Data entries
○ ○ ○ ○ ○ ○ ○
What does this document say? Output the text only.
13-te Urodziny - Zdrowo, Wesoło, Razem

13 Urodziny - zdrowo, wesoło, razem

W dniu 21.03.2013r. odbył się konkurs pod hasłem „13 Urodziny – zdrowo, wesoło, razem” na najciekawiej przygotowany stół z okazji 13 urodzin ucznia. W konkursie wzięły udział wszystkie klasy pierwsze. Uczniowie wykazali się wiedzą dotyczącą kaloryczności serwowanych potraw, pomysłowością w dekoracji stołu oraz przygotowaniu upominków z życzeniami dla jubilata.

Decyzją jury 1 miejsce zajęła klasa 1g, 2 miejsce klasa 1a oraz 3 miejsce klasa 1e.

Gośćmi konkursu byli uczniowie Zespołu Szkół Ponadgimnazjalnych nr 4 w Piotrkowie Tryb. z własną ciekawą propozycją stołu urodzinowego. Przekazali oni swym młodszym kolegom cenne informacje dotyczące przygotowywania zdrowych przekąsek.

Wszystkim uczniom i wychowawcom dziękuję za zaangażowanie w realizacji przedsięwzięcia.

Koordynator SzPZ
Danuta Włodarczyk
○ ○ ○ ○ ○ ○ ○
What is needed:
Answer with one number: how many lines of the entries above include the word "Urodziny".

Output for this exercise:
3